§ Stated exercise: Filter for the word "fach" and keep each matching line.
··· Data for this exercise ···
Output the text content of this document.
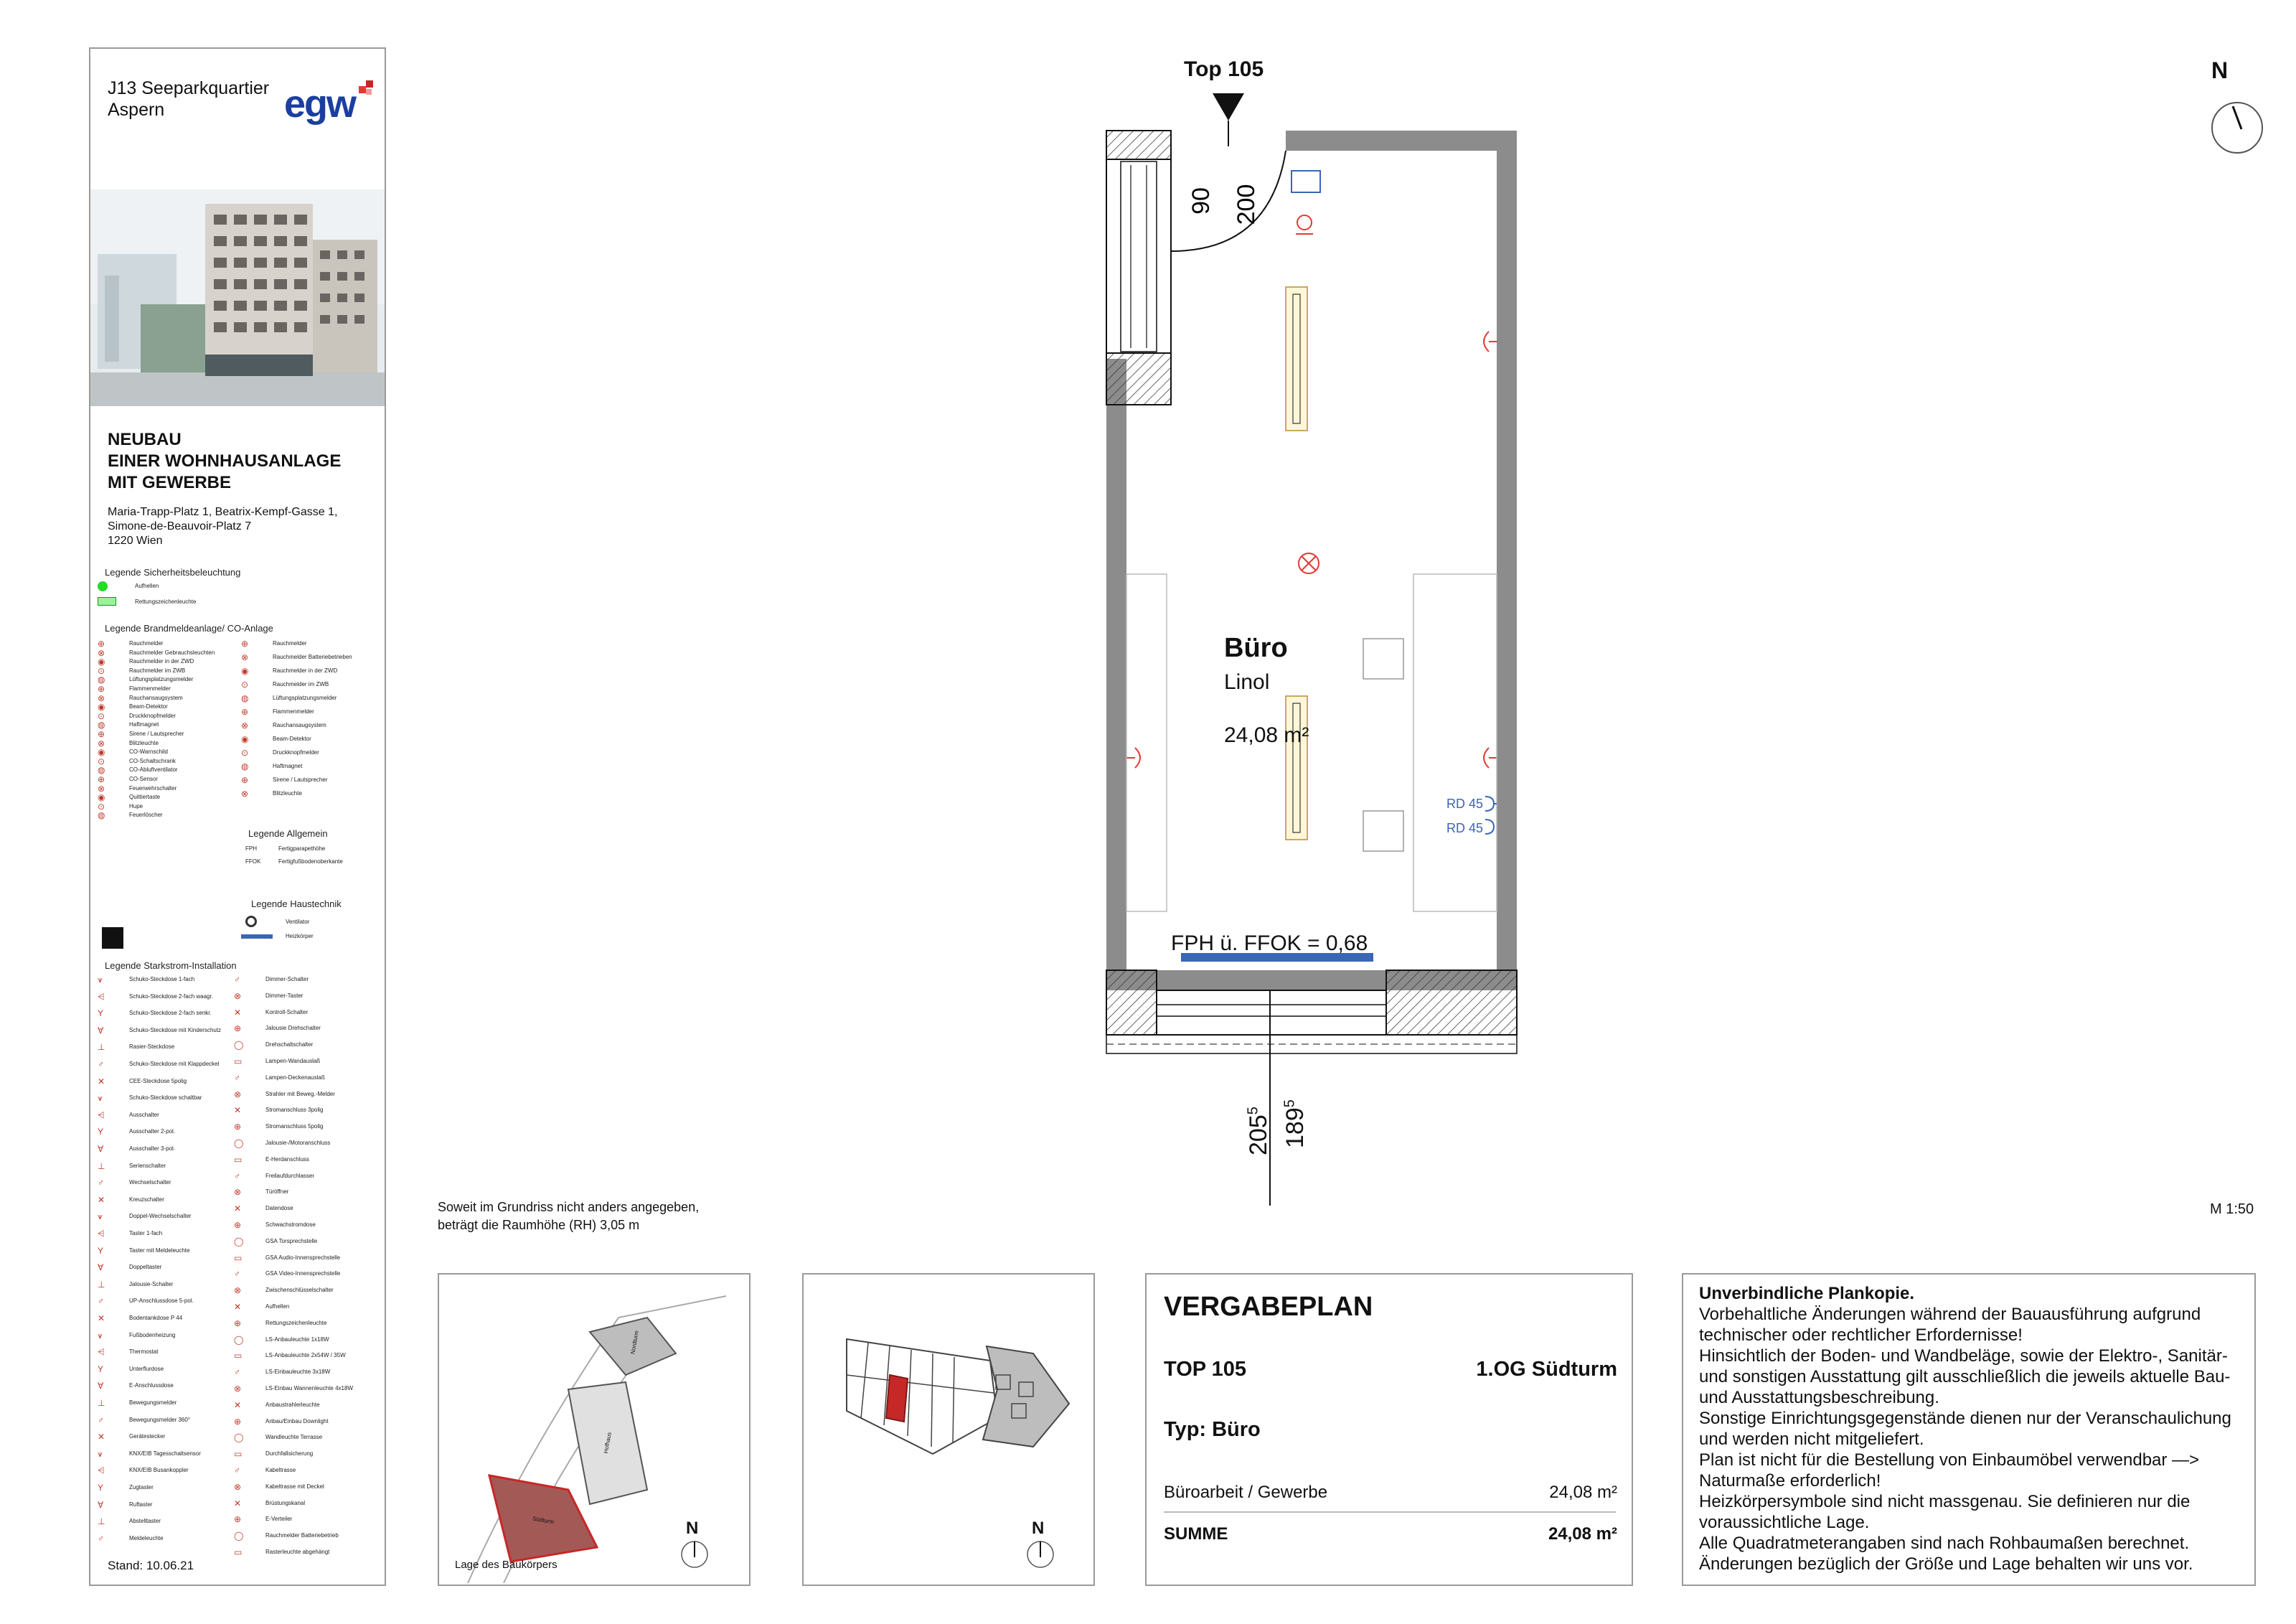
J13 Seeparkquartier
Aspern	egw
NEUBAU
EINER WOHNHAUSANLAGE
MIT GEWERBE
Maria-Trapp-Platz 1, Beatrix-Kempf-Gasse 1,
Simone-de-Beauvoir-Platz 7
1220 Wien
Legende Sicherheitsbeleuchtung
Aufhellen
Rettungszeichenleuchte
Legende Brandmeldeanlage/ CO-Anlage
⊕	Rauchmelder
⊗	Rauchmelder Gebrauchsleuchten
◉	Rauchmelder in der ZWD
⊙	Rauchmelder im ZWB
◍	Lüftungsplatzungsmelder
⊕	Flammenmelder
⊗	Rauchansaugsystem
◉	Beam-Detektor
⊙	Druckknopfmelder
◍	Haftmagnet
⊕	Sirene / Lautsprecher
⊗	Blitzleuchte
◉	CO-Warnschild
⊙	CO-Schaltschrank
◍	CO-Abluftventilator
⊕	CO-Sensor
⊗	Feuerwehrschalter
◉	Quittiertaste
⊙	Hupe
◍	Feuerlöscher
⊕	Rauchmelder
⊗	Rauchmelder Batteriebetrieben
◉	Rauchmelder in der ZWD
⊙	Rauchmelder im ZWB
◍	Lüftungsplatzungsmelder
⊕	Flammenmelder
⊗	Rauchansaugsystem
◉	Beam-Detektor
⊙	Druckknopfmelder
◍	Haftmagnet
⊕	Sirene / Lautsprecher
⊗	Blitzleuchte
Legende Allgemein
FPH	Fertigparapethöhe
FFOK	Fertigfußbodenoberkante
Legende Haustechnik
Ventilator
Heizkörper
Legende Starkstrom-Installation
⩛	Schuko-Steckdose 1-fach
⩤	Schuko-Steckdose 2-fach waagr.
Y	Schuko-Steckdose 2-fach senkr.
∀	Schuko-Steckdose mit Kinderschutz
⊥	Rasier-Steckdose
♂	Schuko-Steckdose mit Klappdeckel
✕	CEE-Steckdose 5polig
⩛	Schuko-Steckdose schaltbar
⩤	Ausschalter
Y	Ausschalter 2-pol.
∀	Ausschalter 3-pol.
⊥	Serienschalter
♂	Wechselschalter
✕	Kreuzschalter
⩛	Doppel-Wechselschalter
⩤	Taster 1-fach
Y	Taster mit Meldeleuchte
∀	Doppeltaster
⊥	Jalousie-Schalter
♂	UP-Anschlussdose 5-pol.
✕	Bodentankdose P 44
⩛	Fußbodenheizung
⩤	Thermostat
Y	Unterflurdose
∀	E-Anschlussdose
⊥	Bewegungsmelder
♂	Bewegungsmelder 360°
✕	Gerätestecker
⩛	KNX/EIB Tagesschaltsensor
⩤	KNX/EIB Busankoppler
Y	Zugtaster
∀	Ruftaster
⊥	Abstelltaster
♂	Meldeleuchte
♂	Dimmer-Schalter
⊗	Dimmer-Taster
✕	Kontroll-Schalter
⊕	Jalousie Drehschalter
◯	Drehschaltschalter
▭	Lampen-Wandauslaß
♂	Lampen-Deckenauslaß
⊗	Strahler mit Beweg.-Melder
✕	Stromanschluss 3polig
⊕	Stromanschluss 5polig
◯	Jalousie-/Motoranschluss
▭	E-Herdanschluss
♂	Freilaufdurchlasser
⊗	Türöffner
✕	Datendose
⊕	Schwachstromdose
◯	GSA Torsprechstelle
▭	GSA Audio-Innensprechstelle
♂	GSA Video-Innensprechstelle
⊗	Zwischenschlüsselschalter
✕	Aufhellen
⊕	Rettungszeichenleuchte
◯	LS-Anbauleuchte 1x18W
▭	LS-Anbauleuchte 2x54W / 35W
♂	LS-Einbauleuchte 3x18W
⊗	LS-Einbau Wannenleuchte 4x18W
✕	Anbaustrahlerleuchte
⊕	Anbau/Einbau Downlight
◯	Wandleuchte Terrasse
▭	Durchfallsicherung
♂	Kabeltrasse
⊗	Kabeltrasse mit Deckel
✕	Brüstungskanal
⊕	E-Verteiler
◯	Rauchmelder Batteriebetrieb
▭	Rasterleuchte abgehängt
Stand: 10.06.21
Top 105
90 200
Büro
Linol
24,08 m²
RD 45
RD 45
FPH ü. FFOK = 0,68
$205^5$ $189^5$
N
M 1:50
Soweit im Grundriss nicht anders angegeben,
beträgt die Raumhöhe (RH) 3,05 m
Nordturm
Hofhaus
Südturm	N
Lage des Baukörpers
N
VERGABEPLAN
TOP 105	1.OG Südturm
Typ: Büro
Büroarbeit / Gewerbe	24,08 m²
SUMME	24,08 m²
Unverbindliche Plankopie.
Vorbehaltliche Änderungen während der Bauausführung aufgrund
technischer oder rechtlicher Erfordernisse!
Hinsichtlich der Boden- und Wandbeläge, sowie der Elektro-, Sanitär-
und sonstigen Ausstattung gilt ausschließlich die jeweils aktuelle Bau-
und Ausstattungsbeschreibung.
Sonstige Einrichtungsgegenstände dienen nur der Veranschaulichung
und werden nicht mitgeliefert.
Plan ist nicht für die Bestellung von Einbaumöbel verwendbar —>
Naturmaße erforderlich!
Heizkörpersymbole sind nicht massgenau. Sie definieren nur die
voraussichtliche Lage.
Alle Quadratmeterangaben sind nach Rohbaumaßen berechnet.
Änderungen bezüglich der Größe und Lage behalten wir uns vor.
···
§ Answer to this task:
⩛	Schuko-Steckdose 1-fach
⩤	Schuko-Steckdose 2-fach waagr.
Y	Schuko-Steckdose 2-fach senkr.
⩤	Taster 1-fach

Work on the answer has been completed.